_Directions for this task_
Read the records below and copy each line that contains "title".

_Data in this exercise_
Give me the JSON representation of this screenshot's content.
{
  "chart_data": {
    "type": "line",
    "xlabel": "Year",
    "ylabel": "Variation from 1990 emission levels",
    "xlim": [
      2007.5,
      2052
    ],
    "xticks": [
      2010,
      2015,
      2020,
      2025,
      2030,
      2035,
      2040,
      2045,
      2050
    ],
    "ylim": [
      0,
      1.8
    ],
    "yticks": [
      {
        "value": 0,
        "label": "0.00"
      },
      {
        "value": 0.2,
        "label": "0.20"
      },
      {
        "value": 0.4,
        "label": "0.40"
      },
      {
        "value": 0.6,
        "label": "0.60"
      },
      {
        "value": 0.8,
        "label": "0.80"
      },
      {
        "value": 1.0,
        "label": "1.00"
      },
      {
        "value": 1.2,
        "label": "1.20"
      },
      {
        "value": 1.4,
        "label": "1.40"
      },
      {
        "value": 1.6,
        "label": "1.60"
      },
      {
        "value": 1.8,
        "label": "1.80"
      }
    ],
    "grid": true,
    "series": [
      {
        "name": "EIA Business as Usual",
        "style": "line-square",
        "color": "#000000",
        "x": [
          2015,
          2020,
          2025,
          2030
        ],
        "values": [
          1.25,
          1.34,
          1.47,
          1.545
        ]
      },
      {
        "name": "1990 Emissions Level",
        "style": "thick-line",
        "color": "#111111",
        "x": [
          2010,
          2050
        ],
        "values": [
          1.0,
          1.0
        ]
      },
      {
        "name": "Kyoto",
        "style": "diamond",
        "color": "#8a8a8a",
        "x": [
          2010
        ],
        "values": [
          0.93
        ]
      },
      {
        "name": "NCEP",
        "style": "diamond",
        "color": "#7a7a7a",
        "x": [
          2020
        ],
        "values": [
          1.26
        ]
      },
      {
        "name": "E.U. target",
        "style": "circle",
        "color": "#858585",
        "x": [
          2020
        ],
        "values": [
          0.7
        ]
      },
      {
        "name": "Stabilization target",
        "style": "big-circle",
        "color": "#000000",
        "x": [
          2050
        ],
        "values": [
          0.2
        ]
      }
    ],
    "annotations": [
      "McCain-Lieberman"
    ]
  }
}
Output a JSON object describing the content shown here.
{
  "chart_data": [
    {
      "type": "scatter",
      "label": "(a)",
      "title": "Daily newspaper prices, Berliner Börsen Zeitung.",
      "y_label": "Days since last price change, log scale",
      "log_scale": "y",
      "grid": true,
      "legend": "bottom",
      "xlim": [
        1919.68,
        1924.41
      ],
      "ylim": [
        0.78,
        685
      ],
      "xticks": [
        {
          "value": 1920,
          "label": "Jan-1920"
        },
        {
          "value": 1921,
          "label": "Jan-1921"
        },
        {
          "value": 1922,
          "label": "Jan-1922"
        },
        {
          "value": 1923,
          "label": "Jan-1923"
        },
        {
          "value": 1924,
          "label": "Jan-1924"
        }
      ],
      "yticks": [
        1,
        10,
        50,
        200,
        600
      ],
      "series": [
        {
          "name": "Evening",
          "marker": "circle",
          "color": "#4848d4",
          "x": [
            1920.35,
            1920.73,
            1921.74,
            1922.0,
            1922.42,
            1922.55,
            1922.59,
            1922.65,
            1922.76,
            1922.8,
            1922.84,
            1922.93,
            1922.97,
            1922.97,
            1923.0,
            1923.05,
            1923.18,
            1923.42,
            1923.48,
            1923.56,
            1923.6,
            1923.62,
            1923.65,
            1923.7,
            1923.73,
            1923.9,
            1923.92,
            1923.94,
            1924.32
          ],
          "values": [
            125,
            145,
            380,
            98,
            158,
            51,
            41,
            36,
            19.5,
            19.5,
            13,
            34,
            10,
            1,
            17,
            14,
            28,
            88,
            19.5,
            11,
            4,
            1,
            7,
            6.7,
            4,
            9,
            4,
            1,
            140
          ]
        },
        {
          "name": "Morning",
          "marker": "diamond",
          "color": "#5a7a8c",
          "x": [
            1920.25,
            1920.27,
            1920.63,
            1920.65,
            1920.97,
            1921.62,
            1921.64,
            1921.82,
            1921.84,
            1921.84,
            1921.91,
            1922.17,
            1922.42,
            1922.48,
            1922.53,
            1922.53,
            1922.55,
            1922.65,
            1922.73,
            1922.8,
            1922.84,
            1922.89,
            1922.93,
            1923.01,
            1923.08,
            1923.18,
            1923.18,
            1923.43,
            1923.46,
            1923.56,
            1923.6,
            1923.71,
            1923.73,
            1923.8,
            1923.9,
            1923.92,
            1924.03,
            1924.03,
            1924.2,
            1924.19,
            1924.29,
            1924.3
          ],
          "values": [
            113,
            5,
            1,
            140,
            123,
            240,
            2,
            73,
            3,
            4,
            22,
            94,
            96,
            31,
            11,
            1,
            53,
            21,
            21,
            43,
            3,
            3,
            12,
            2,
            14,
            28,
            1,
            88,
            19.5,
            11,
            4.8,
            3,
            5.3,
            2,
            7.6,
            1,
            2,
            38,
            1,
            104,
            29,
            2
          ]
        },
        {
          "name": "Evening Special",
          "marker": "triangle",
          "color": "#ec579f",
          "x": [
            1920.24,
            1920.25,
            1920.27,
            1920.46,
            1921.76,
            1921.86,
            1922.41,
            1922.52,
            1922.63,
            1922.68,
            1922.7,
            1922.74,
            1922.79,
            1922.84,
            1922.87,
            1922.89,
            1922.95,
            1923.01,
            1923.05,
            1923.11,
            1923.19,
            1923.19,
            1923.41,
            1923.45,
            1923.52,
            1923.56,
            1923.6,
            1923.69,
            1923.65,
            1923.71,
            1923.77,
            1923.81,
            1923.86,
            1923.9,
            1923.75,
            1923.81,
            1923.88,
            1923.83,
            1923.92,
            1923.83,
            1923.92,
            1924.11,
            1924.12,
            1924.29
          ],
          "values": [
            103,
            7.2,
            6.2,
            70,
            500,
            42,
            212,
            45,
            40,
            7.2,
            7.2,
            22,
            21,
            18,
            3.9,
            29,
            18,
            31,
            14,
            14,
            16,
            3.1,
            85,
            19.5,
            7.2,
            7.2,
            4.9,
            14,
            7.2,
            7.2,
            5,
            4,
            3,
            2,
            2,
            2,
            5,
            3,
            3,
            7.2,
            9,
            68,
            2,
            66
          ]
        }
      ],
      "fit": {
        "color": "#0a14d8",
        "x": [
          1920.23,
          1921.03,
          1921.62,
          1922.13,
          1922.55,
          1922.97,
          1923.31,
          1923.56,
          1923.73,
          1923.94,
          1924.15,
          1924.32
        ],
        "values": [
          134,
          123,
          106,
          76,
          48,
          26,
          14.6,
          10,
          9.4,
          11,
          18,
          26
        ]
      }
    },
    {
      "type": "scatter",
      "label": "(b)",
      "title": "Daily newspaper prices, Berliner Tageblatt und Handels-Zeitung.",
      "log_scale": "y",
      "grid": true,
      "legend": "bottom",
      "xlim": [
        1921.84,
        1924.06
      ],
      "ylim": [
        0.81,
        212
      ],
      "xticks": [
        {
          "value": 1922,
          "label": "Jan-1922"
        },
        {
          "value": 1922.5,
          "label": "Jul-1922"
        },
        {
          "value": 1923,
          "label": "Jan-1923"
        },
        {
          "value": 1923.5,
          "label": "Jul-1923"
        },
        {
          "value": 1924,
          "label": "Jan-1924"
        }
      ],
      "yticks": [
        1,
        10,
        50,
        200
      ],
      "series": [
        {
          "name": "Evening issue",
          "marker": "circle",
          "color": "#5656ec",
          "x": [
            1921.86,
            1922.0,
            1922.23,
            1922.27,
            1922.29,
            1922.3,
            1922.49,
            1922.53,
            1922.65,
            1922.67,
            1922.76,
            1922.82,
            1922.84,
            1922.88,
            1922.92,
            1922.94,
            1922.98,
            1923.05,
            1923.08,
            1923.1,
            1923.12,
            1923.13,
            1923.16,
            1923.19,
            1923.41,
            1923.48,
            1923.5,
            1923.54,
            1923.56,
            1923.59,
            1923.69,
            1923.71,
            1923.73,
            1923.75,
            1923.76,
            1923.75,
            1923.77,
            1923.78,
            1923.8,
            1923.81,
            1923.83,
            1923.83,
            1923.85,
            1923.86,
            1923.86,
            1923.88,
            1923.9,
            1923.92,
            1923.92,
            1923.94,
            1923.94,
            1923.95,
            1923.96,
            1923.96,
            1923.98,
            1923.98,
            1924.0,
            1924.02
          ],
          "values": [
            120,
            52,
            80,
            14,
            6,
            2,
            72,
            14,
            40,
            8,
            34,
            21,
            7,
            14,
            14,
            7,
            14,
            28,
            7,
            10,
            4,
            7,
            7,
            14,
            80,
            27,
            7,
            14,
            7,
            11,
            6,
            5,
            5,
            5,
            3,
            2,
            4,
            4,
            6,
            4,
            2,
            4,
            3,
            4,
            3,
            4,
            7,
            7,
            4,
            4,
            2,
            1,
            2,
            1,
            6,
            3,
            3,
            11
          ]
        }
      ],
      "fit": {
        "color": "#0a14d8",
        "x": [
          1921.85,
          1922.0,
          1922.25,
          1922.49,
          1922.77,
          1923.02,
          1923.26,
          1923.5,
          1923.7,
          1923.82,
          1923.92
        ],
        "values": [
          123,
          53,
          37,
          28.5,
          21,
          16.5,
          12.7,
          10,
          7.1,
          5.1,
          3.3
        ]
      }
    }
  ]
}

_Task answer_
      "title": "Daily newspaper prices, Berliner Börsen Zeitung.",
      "title": "Daily newspaper prices, Berliner Tageblatt und Handels-Zeitung.",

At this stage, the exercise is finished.